[Collection entries]
Start

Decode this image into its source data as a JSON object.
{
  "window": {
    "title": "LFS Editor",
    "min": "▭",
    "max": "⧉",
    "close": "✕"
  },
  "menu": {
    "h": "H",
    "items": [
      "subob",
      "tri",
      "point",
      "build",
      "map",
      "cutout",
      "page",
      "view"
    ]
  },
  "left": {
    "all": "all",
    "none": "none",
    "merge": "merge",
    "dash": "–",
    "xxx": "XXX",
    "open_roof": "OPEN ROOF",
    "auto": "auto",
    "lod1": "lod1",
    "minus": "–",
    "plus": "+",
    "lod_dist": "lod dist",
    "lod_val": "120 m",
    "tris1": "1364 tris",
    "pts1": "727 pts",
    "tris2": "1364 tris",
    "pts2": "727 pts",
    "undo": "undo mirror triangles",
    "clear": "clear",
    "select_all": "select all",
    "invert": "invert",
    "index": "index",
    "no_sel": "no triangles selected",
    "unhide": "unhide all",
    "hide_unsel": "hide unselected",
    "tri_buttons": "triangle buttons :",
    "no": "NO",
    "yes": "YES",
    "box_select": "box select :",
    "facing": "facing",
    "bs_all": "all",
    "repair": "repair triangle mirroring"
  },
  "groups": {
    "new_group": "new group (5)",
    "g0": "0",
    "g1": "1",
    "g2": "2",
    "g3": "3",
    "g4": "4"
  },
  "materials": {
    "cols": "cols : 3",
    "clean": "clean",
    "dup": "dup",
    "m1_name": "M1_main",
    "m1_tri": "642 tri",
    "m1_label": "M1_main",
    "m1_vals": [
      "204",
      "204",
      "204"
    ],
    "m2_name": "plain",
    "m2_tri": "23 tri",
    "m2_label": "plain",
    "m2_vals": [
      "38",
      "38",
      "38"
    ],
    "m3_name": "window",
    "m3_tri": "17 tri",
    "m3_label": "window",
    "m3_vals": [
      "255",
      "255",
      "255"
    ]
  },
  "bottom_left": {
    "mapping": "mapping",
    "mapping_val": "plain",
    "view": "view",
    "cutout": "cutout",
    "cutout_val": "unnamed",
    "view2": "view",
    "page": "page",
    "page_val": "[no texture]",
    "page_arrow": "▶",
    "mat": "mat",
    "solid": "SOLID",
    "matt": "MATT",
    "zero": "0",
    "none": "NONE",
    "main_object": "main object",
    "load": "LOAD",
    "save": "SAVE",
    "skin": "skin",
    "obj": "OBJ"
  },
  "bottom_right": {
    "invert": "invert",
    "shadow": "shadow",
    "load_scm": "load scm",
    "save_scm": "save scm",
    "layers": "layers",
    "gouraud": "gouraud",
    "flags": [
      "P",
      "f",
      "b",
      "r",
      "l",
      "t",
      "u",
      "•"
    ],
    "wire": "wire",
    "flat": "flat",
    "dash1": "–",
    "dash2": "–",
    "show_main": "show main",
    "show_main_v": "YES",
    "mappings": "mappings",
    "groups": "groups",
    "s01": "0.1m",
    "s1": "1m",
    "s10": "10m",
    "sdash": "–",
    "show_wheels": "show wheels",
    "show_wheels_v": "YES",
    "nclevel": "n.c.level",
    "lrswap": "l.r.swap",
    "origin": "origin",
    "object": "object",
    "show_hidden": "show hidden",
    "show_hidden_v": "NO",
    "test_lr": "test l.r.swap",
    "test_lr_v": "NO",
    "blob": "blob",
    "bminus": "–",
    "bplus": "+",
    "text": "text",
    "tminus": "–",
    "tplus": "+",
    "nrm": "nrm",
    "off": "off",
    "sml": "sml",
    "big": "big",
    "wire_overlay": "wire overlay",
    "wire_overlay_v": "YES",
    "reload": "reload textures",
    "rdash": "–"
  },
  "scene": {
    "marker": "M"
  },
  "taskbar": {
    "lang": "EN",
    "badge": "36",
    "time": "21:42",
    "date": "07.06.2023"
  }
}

End

WRITTEN REQUEST:
Your answer should be a single number: the count of lines holding the word "object".

SOLUTION TO THIS EXERCISE:
3